Directions
Every entry here needs to be repeated exactly.

[Records from a collection]
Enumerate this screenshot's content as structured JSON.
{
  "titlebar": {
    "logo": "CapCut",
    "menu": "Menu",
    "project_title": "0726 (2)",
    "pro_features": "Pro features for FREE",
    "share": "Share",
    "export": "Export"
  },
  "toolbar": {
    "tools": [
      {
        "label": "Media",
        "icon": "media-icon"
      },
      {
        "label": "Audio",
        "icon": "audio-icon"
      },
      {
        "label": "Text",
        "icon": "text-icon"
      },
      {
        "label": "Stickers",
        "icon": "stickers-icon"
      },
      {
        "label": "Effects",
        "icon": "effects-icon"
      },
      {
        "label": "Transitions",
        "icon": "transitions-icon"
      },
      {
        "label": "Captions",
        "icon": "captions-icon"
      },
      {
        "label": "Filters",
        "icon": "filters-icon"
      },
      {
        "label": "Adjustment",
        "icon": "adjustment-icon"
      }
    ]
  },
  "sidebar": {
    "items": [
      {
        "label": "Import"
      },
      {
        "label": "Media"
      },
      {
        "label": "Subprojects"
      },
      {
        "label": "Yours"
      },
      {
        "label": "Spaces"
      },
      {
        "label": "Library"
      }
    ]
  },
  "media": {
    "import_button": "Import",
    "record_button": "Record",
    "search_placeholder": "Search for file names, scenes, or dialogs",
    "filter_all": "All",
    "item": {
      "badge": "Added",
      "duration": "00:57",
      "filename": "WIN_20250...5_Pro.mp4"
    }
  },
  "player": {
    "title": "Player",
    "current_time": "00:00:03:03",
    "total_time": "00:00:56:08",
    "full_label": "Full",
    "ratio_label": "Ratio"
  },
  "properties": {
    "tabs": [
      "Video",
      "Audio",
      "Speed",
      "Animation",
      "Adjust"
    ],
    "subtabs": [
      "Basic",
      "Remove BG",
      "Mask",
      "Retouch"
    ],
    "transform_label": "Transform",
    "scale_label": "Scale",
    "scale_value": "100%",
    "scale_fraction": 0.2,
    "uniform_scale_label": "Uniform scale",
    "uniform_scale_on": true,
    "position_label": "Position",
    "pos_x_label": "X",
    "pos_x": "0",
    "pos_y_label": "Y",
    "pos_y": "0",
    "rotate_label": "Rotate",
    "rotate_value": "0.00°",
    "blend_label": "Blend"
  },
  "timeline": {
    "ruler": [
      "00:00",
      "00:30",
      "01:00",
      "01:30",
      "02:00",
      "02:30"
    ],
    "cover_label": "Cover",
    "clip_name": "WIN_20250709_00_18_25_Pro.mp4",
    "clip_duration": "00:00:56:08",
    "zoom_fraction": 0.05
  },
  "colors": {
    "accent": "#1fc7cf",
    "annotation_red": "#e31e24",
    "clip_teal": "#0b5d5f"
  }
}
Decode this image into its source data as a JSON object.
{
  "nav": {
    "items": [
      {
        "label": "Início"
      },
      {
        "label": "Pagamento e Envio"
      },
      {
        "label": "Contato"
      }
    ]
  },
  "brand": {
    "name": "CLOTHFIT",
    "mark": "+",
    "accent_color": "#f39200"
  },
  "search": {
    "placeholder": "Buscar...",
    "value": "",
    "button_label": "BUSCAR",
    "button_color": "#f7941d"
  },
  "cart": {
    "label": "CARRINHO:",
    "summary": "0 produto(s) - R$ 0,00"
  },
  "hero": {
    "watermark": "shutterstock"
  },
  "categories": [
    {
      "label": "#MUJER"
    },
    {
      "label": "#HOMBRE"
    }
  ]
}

Solution
Enumerate this screenshot's content as structured JSON.
{
  "titlebar": {
    "logo": "CapCut",
    "menu": "Menu",
    "project_title": "0726 (2)",
    "pro_features": "Pro features for FREE",
    "share": "Share",
    "export": "Export"
  },
  "toolbar": {
    "tools": [
      {
        "label": "Media",
        "icon": "media-icon"
      },
      {
        "label": "Audio",
        "icon": "audio-icon"
      },
      {
        "label": "Text",
        "icon": "text-icon"
      },
      {
        "label": "Stickers",
        "icon": "stickers-icon"
      },
      {
        "label": "Effects",
        "icon": "effects-icon"
      },
      {
        "label": "Transitions",
        "icon": "transitions-icon"
      },
      {
        "label": "Captions",
        "icon": "captions-icon"
      },
      {
        "label": "Filters",
        "icon": "filters-icon"
      },
      {
        "label": "Adjustment",
        "icon": "adjustment-icon"
      }
    ]
  },
  "sidebar": {
    "items": [
      {
        "label": "Import"
      },
      {
        "label": "Media"
      },
      {
        "label": "Subprojects"
      },
      {
        "label": "Yours"
      },
      {
        "label": "Spaces"
      },
      {
        "label": "Library"
      }
    ]
  },
  "media": {
    "import_button": "Import",
    "record_button": "Record",
    "search_placeholder": "Search for file names, scenes, or dialogs",
    "filter_all": "All",
    "item": {
      "badge": "Added",
      "duration": "00:57",
      "filename": "WIN_20250...5_Pro.mp4"
    }
  },
  "player": {
    "title": "Player",
    "current_time": "00:00:03:03",
    "total_time": "00:00:56:08",
    "full_label": "Full",
    "ratio_label": "Ratio"
  },
  "properties": {
    "tabs": [
      "Video",
      "Audio",
      "Speed",
      "Animation",
      "Adjust"
    ],
    "subtabs": [
      "Basic",
      "Remove BG",
      "Mask",
      "Retouch"
    ],
    "transform_label": "Transform",
    "scale_label": "Scale",
    "scale_value": "100%",
    "scale_fraction": 0.2,
    "uniform_scale_label": "Uniform scale",
    "uniform_scale_on": true,
    "position_label": "Position",
    "pos_x_label": "X",
    "pos_x": "0",
    "pos_y_label": "Y",
    "pos_y": "0",
    "rotate_label": "Rotate",
    "rotate_value": "0.00°",
    "blend_label": "Blend"
  },
  "timeline": {
    "ruler": [
      "00:00",
      "00:30",
      "01:00",
      "01:30",
      "02:00",
      "02:30"
    ],
    "cover_label": "Cover",
    "clip_name": "WIN_20250709_00_18_25_Pro.mp4",
    "clip_duration": "00:00:56:08",
    "zoom_fraction": 0.05
  },
  "colors": {
    "accent": "#1fc7cf",
    "annotation_red": "#e31e24",
    "clip_teal": "#0b5d5f"
  }
}
Decode this image into its source data as a JSON object.
{
  "nav": {
    "items": [
      {
        "label": "Início"
      },
      {
        "label": "Pagamento e Envio"
      },
      {
        "label": "Contato"
      }
    ]
  },
  "brand": {
    "name": "CLOTHFIT",
    "mark": "+",
    "accent_color": "#f39200"
  },
  "search": {
    "placeholder": "Buscar...",
    "value": "",
    "button_label": "BUSCAR",
    "button_color": "#f7941d"
  },
  "cart": {
    "label": "CARRINHO:",
    "summary": "0 produto(s) - R$ 0,00"
  },
  "hero": {
    "watermark": "shutterstock"
  },
  "categories": [
    {
      "label": "#MUJER"
    },
    {
      "label": "#HOMBRE"
    }
  ]
}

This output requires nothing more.